## Supplied entries:
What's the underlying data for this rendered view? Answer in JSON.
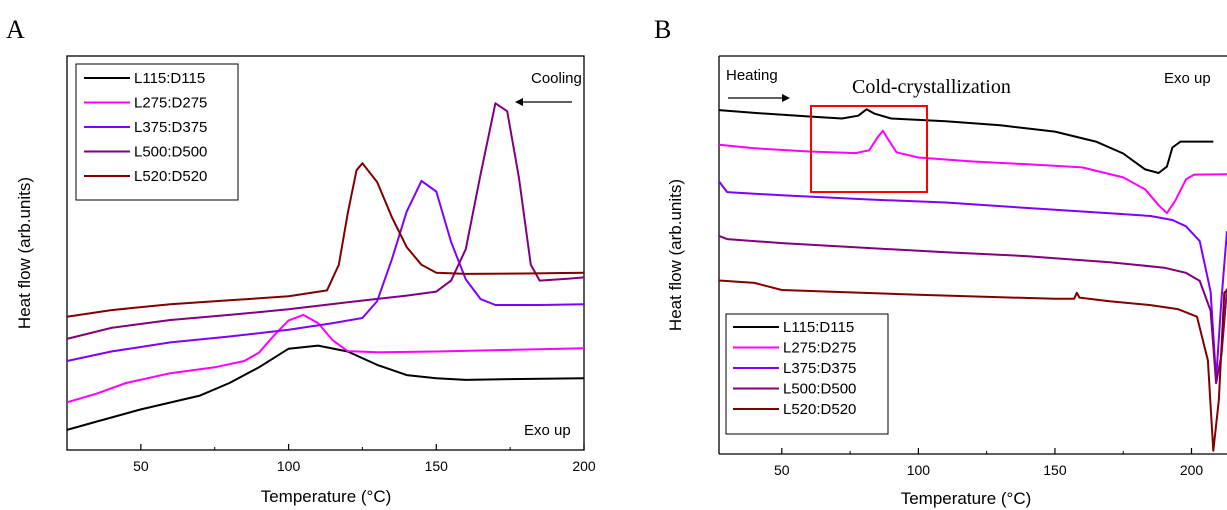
{
  "chart_data": [
    {
      "panel": "A",
      "type": "line",
      "xlabel": "Temperature (°C)",
      "ylabel": "Heat flow (arb.units)",
      "xlim": [
        25,
        200
      ],
      "xticks": [
        50,
        100,
        150,
        200
      ],
      "ylim": [
        0,
        1
      ],
      "yticks_shown": false,
      "grid": false,
      "legend": {
        "placement": "top-left",
        "boxed": true
      },
      "annotations": [
        {
          "text": "Cooling",
          "arrow": "left",
          "placement": "top-right"
        },
        {
          "text": "Exo up",
          "placement": "bottom-right"
        }
      ],
      "series": [
        {
          "name": "L115:D115",
          "color": "#000000",
          "points": [
            [
              25,
              0.051
            ],
            [
              35,
              0.072
            ],
            [
              50,
              0.103
            ],
            [
              70,
              0.138
            ],
            [
              80,
              0.17
            ],
            [
              90,
              0.21
            ],
            [
              100,
              0.257
            ],
            [
              110,
              0.265
            ],
            [
              120,
              0.25
            ],
            [
              130,
              0.216
            ],
            [
              140,
              0.19
            ],
            [
              150,
              0.182
            ],
            [
              160,
              0.178
            ],
            [
              175,
              0.18
            ],
            [
              200,
              0.182
            ]
          ]
        },
        {
          "name": "L275:D275",
          "color": "#ff00ff",
          "points": [
            [
              25,
              0.121
            ],
            [
              35,
              0.143
            ],
            [
              45,
              0.17
            ],
            [
              60,
              0.195
            ],
            [
              75,
              0.21
            ],
            [
              85,
              0.226
            ],
            [
              90,
              0.247
            ],
            [
              95,
              0.29
            ],
            [
              100,
              0.329
            ],
            [
              105,
              0.343
            ],
            [
              110,
              0.322
            ],
            [
              115,
              0.278
            ],
            [
              120,
              0.251
            ],
            [
              130,
              0.248
            ],
            [
              150,
              0.25
            ],
            [
              175,
              0.254
            ],
            [
              200,
              0.258
            ]
          ]
        },
        {
          "name": "L375:D375",
          "color": "#8000ff",
          "points": [
            [
              25,
              0.226
            ],
            [
              40,
              0.25
            ],
            [
              60,
              0.273
            ],
            [
              80,
              0.288
            ],
            [
              100,
              0.305
            ],
            [
              115,
              0.322
            ],
            [
              125,
              0.335
            ],
            [
              130,
              0.378
            ],
            [
              135,
              0.485
            ],
            [
              140,
              0.605
            ],
            [
              145,
              0.683
            ],
            [
              150,
              0.656
            ],
            [
              155,
              0.528
            ],
            [
              160,
              0.433
            ],
            [
              165,
              0.383
            ],
            [
              170,
              0.368
            ],
            [
              185,
              0.368
            ],
            [
              200,
              0.37
            ]
          ]
        },
        {
          "name": "L500:D500",
          "color": "#800080",
          "points": [
            [
              25,
              0.282
            ],
            [
              40,
              0.31
            ],
            [
              60,
              0.33
            ],
            [
              80,
              0.343
            ],
            [
              100,
              0.357
            ],
            [
              120,
              0.375
            ],
            [
              140,
              0.392
            ],
            [
              150,
              0.402
            ],
            [
              155,
              0.43
            ],
            [
              160,
              0.51
            ],
            [
              165,
              0.7
            ],
            [
              170,
              0.88
            ],
            [
              174,
              0.86
            ],
            [
              178,
              0.69
            ],
            [
              182,
              0.47
            ],
            [
              185,
              0.43
            ],
            [
              195,
              0.435
            ],
            [
              200,
              0.438
            ]
          ]
        },
        {
          "name": "L520:D520",
          "color": "#800000",
          "points": [
            [
              25,
              0.338
            ],
            [
              40,
              0.355
            ],
            [
              60,
              0.37
            ],
            [
              80,
              0.38
            ],
            [
              100,
              0.39
            ],
            [
              113,
              0.405
            ],
            [
              117,
              0.47
            ],
            [
              120,
              0.6
            ],
            [
              123,
              0.71
            ],
            [
              125,
              0.728
            ],
            [
              130,
              0.68
            ],
            [
              135,
              0.59
            ],
            [
              140,
              0.515
            ],
            [
              145,
              0.47
            ],
            [
              150,
              0.45
            ],
            [
              160,
              0.447
            ],
            [
              180,
              0.448
            ],
            [
              200,
              0.45
            ]
          ]
        }
      ]
    },
    {
      "panel": "B",
      "type": "line",
      "xlabel": "Temperature (°C)",
      "ylabel": "Heat flow (arb.units)",
      "xlim": [
        27,
        213
      ],
      "xticks": [
        50,
        100,
        150,
        200
      ],
      "ylim": [
        0,
        1
      ],
      "yticks_shown": false,
      "grid": false,
      "legend": {
        "placement": "bottom-left",
        "boxed": true
      },
      "annotations": [
        {
          "text": "Heating",
          "arrow": "right",
          "placement": "top-left"
        },
        {
          "text": "Cold-crystallization",
          "highlight_box": true,
          "x_range": [
            62,
            106
          ],
          "placement": "top"
        },
        {
          "text": "Exo up",
          "placement": "top-right"
        }
      ],
      "series": [
        {
          "name": "L115:D115",
          "color": "#000000",
          "points": [
            [
              27,
              0.864
            ],
            [
              40,
              0.857
            ],
            [
              60,
              0.848
            ],
            [
              72,
              0.843
            ],
            [
              78,
              0.85
            ],
            [
              81,
              0.866
            ],
            [
              84,
              0.855
            ],
            [
              90,
              0.843
            ],
            [
              110,
              0.836
            ],
            [
              130,
              0.826
            ],
            [
              150,
              0.81
            ],
            [
              165,
              0.785
            ],
            [
              175,
              0.755
            ],
            [
              183,
              0.715
            ],
            [
              188,
              0.706
            ],
            [
              191,
              0.722
            ],
            [
              193,
              0.77
            ],
            [
              196,
              0.785
            ],
            [
              208,
              0.785
            ]
          ]
        },
        {
          "name": "L275:D275",
          "color": "#ff00ff",
          "points": [
            [
              27,
              0.777
            ],
            [
              40,
              0.768
            ],
            [
              60,
              0.76
            ],
            [
              77,
              0.756
            ],
            [
              82,
              0.763
            ],
            [
              85,
              0.795
            ],
            [
              87,
              0.812
            ],
            [
              89,
              0.79
            ],
            [
              92,
              0.758
            ],
            [
              100,
              0.745
            ],
            [
              120,
              0.735
            ],
            [
              140,
              0.728
            ],
            [
              160,
              0.72
            ],
            [
              175,
              0.695
            ],
            [
              183,
              0.665
            ],
            [
              188,
              0.625
            ],
            [
              191,
              0.605
            ],
            [
              194,
              0.636
            ],
            [
              198,
              0.69
            ],
            [
              201,
              0.702
            ],
            [
              213,
              0.703
            ]
          ]
        },
        {
          "name": "L375:D375",
          "color": "#8000ff",
          "points": [
            [
              27,
              0.685
            ],
            [
              30,
              0.658
            ],
            [
              50,
              0.65
            ],
            [
              80,
              0.64
            ],
            [
              110,
              0.632
            ],
            [
              140,
              0.618
            ],
            [
              170,
              0.605
            ],
            [
              185,
              0.598
            ],
            [
              193,
              0.588
            ],
            [
              198,
              0.572
            ],
            [
              203,
              0.535
            ],
            [
              207,
              0.408
            ],
            [
              209,
              0.188
            ],
            [
              211,
              0.39
            ],
            [
              213,
              0.56
            ]
          ]
        },
        {
          "name": "L500:D500",
          "color": "#800080",
          "points": [
            [
              27,
              0.548
            ],
            [
              30,
              0.54
            ],
            [
              50,
              0.53
            ],
            [
              80,
              0.518
            ],
            [
              110,
              0.507
            ],
            [
              140,
              0.497
            ],
            [
              170,
              0.482
            ],
            [
              190,
              0.468
            ],
            [
              198,
              0.455
            ],
            [
              203,
              0.435
            ],
            [
              207,
              0.36
            ],
            [
              209,
              0.178
            ],
            [
              211,
              0.25
            ],
            [
              213,
              0.415
            ]
          ]
        },
        {
          "name": "L520:D520",
          "color": "#800000",
          "points": [
            [
              27,
              0.436
            ],
            [
              40,
              0.43
            ],
            [
              50,
              0.412
            ],
            [
              100,
              0.4
            ],
            [
              150,
              0.39
            ],
            [
              157,
              0.39
            ],
            [
              158,
              0.405
            ],
            [
              159,
              0.393
            ],
            [
              170,
              0.384
            ],
            [
              185,
              0.374
            ],
            [
              195,
              0.364
            ],
            [
              202,
              0.345
            ],
            [
              206,
              0.235
            ],
            [
              208,
              0.008
            ],
            [
              210,
              0.135
            ],
            [
              212,
              0.405
            ],
            [
              213,
              0.412
            ]
          ]
        }
      ]
    }
  ]
}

## Problem statement:
Find the lines containing "left" and list every one of them.

## Output:
        "placement": "top-left",
          "arrow": "left",
        "placement": "bottom-left",
          "placement": "top-left"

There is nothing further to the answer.